- Stated problem
Output the material below unchanged, apart from leaving out the pictures.

Collected data:
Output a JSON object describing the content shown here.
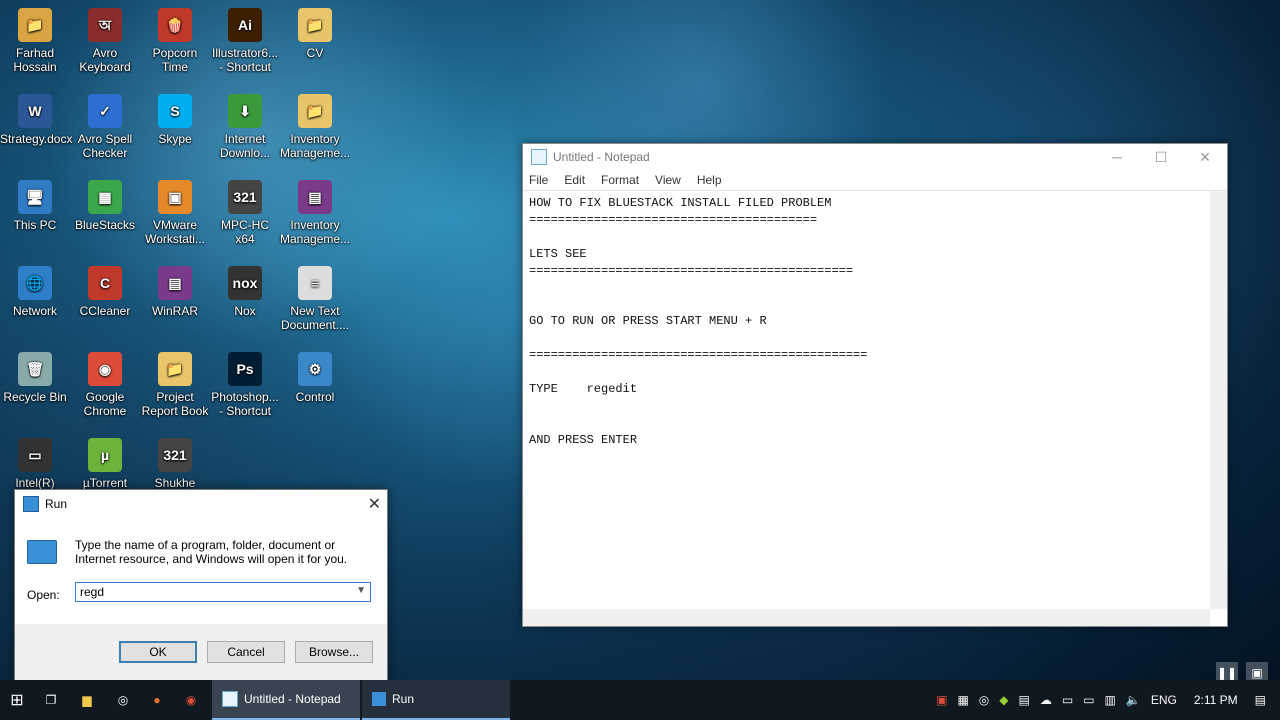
{
  "desktop": {
    "icons": [
      {
        "label": "Farhad Hossain",
        "glyph": "📁",
        "color": "#d9a441"
      },
      {
        "label": "Avro Keyboard",
        "glyph": "অ",
        "color": "#8b2c2c"
      },
      {
        "label": "Popcorn Time",
        "glyph": "🍿",
        "color": "#c0392b"
      },
      {
        "label": "Illustrator6... - Shortcut",
        "glyph": "Ai",
        "color": "#3d1f00"
      },
      {
        "label": "CV",
        "glyph": "📁",
        "color": "#e8c56a"
      },
      {
        "label": "Strategy.docx",
        "glyph": "W",
        "color": "#2b5797"
      },
      {
        "label": "Avro Spell Checker",
        "glyph": "✓",
        "color": "#2d6fd0"
      },
      {
        "label": "Skype",
        "glyph": "S",
        "color": "#00aff0"
      },
      {
        "label": "Internet Downlo...",
        "glyph": "⬇",
        "color": "#3b9a3b"
      },
      {
        "label": "Inventory Manageme...",
        "glyph": "📁",
        "color": "#e8c56a"
      },
      {
        "label": "This PC",
        "glyph": "🖥",
        "color": "#2f7cc4"
      },
      {
        "label": "BlueStacks",
        "glyph": "▦",
        "color": "#3aa84a"
      },
      {
        "label": "VMware Workstati...",
        "glyph": "▣",
        "color": "#e48a2a"
      },
      {
        "label": "MPC-HC x64",
        "glyph": "321",
        "color": "#444"
      },
      {
        "label": "Inventory Manageme...",
        "glyph": "▤",
        "color": "#7a3b8a"
      },
      {
        "label": "Network",
        "glyph": "🌐",
        "color": "#2d7fc7"
      },
      {
        "label": "CCleaner",
        "glyph": "C",
        "color": "#c0392b"
      },
      {
        "label": "WinRAR",
        "glyph": "▤",
        "color": "#7a3b8a"
      },
      {
        "label": "Nox",
        "glyph": "nox",
        "color": "#333"
      },
      {
        "label": "New Text Document....",
        "glyph": "≡",
        "color": "#ddd"
      },
      {
        "label": "Recycle Bin",
        "glyph": "🗑",
        "color": "#8aa"
      },
      {
        "label": "Google Chrome",
        "glyph": "◉",
        "color": "#dd4b39"
      },
      {
        "label": "Project Report Book",
        "glyph": "📁",
        "color": "#e8c56a"
      },
      {
        "label": "Photoshop... - Shortcut",
        "glyph": "Ps",
        "color": "#001d34"
      },
      {
        "label": "Control",
        "glyph": "⚙",
        "color": "#3a88c9"
      },
      {
        "label": "Intel(R)",
        "glyph": "▭",
        "color": "#333"
      },
      {
        "label": "µTorrent",
        "glyph": "µ",
        "color": "#6bb33a"
      },
      {
        "label": "Shukhe",
        "glyph": "321",
        "color": "#444"
      }
    ]
  },
  "notepad": {
    "title": "Untitled - Notepad",
    "menu": [
      "File",
      "Edit",
      "Format",
      "View",
      "Help"
    ],
    "controls": {
      "minimize": "─",
      "maximize": "☐",
      "close": "✕"
    },
    "content": "HOW TO FIX BLUESTACK INSTALL FILED PROBLEM\n========================================\n\nLETS SEE\n=============================================\n\n\nGO TO RUN OR PRESS START MENU + R\n\n===============================================\n\nTYPE    regedit\n\n\nAND PRESS ENTER"
  },
  "run_dialog": {
    "title": "Run",
    "description": "Type the name of a program, folder, document or Internet resource, and Windows will open it for you.",
    "open_label": "Open:",
    "input_value": "regd",
    "ok_label": "OK",
    "cancel_label": "Cancel",
    "browse_label": "Browse..."
  },
  "taskbar": {
    "tasks": [
      {
        "label": "Untitled - Notepad"
      },
      {
        "label": "Run"
      }
    ],
    "language": "ENG",
    "time": "2:11 PM"
  }
}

- Task response
Output a JSON object describing the content shown here.
{
  "desktop": {
    "icons": [
      {
        "label": "Farhad Hossain",
        "glyph": "📁",
        "color": "#d9a441"
      },
      {
        "label": "Avro Keyboard",
        "glyph": "অ",
        "color": "#8b2c2c"
      },
      {
        "label": "Popcorn Time",
        "glyph": "🍿",
        "color": "#c0392b"
      },
      {
        "label": "Illustrator6... - Shortcut",
        "glyph": "Ai",
        "color": "#3d1f00"
      },
      {
        "label": "CV",
        "glyph": "📁",
        "color": "#e8c56a"
      },
      {
        "label": "Strategy.docx",
        "glyph": "W",
        "color": "#2b5797"
      },
      {
        "label": "Avro Spell Checker",
        "glyph": "✓",
        "color": "#2d6fd0"
      },
      {
        "label": "Skype",
        "glyph": "S",
        "color": "#00aff0"
      },
      {
        "label": "Internet Downlo...",
        "glyph": "⬇",
        "color": "#3b9a3b"
      },
      {
        "label": "Inventory Manageme...",
        "glyph": "📁",
        "color": "#e8c56a"
      },
      {
        "label": "This PC",
        "glyph": "🖥",
        "color": "#2f7cc4"
      },
      {
        "label": "BlueStacks",
        "glyph": "▦",
        "color": "#3aa84a"
      },
      {
        "label": "VMware Workstati...",
        "glyph": "▣",
        "color": "#e48a2a"
      },
      {
        "label": "MPC-HC x64",
        "glyph": "321",
        "color": "#444"
      },
      {
        "label": "Inventory Manageme...",
        "glyph": "▤",
        "color": "#7a3b8a"
      },
      {
        "label": "Network",
        "glyph": "🌐",
        "color": "#2d7fc7"
      },
      {
        "label": "CCleaner",
        "glyph": "C",
        "color": "#c0392b"
      },
      {
        "label": "WinRAR",
        "glyph": "▤",
        "color": "#7a3b8a"
      },
      {
        "label": "Nox",
        "glyph": "nox",
        "color": "#333"
      },
      {
        "label": "New Text Document....",
        "glyph": "≡",
        "color": "#ddd"
      },
      {
        "label": "Recycle Bin",
        "glyph": "🗑",
        "color": "#8aa"
      },
      {
        "label": "Google Chrome",
        "glyph": "◉",
        "color": "#dd4b39"
      },
      {
        "label": "Project Report Book",
        "glyph": "📁",
        "color": "#e8c56a"
      },
      {
        "label": "Photoshop... - Shortcut",
        "glyph": "Ps",
        "color": "#001d34"
      },
      {
        "label": "Control",
        "glyph": "⚙",
        "color": "#3a88c9"
      },
      {
        "label": "Intel(R)",
        "glyph": "▭",
        "color": "#333"
      },
      {
        "label": "µTorrent",
        "glyph": "µ",
        "color": "#6bb33a"
      },
      {
        "label": "Shukhe",
        "glyph": "321",
        "color": "#444"
      }
    ]
  },
  "notepad": {
    "title": "Untitled - Notepad",
    "menu": [
      "File",
      "Edit",
      "Format",
      "View",
      "Help"
    ],
    "controls": {
      "minimize": "─",
      "maximize": "☐",
      "close": "✕"
    },
    "content": "HOW TO FIX BLUESTACK INSTALL FILED PROBLEM\n========================================\n\nLETS SEE\n=============================================\n\n\nGO TO RUN OR PRESS START MENU + R\n\n===============================================\n\nTYPE    regedit\n\n\nAND PRESS ENTER"
  },
  "run_dialog": {
    "title": "Run",
    "description": "Type the name of a program, folder, document or Internet resource, and Windows will open it for you.",
    "open_label": "Open:",
    "input_value": "regd",
    "ok_label": "OK",
    "cancel_label": "Cancel",
    "browse_label": "Browse..."
  },
  "taskbar": {
    "tasks": [
      {
        "label": "Untitled - Notepad"
      },
      {
        "label": "Run"
      }
    ],
    "language": "ENG",
    "time": "2:11 PM"
  }
}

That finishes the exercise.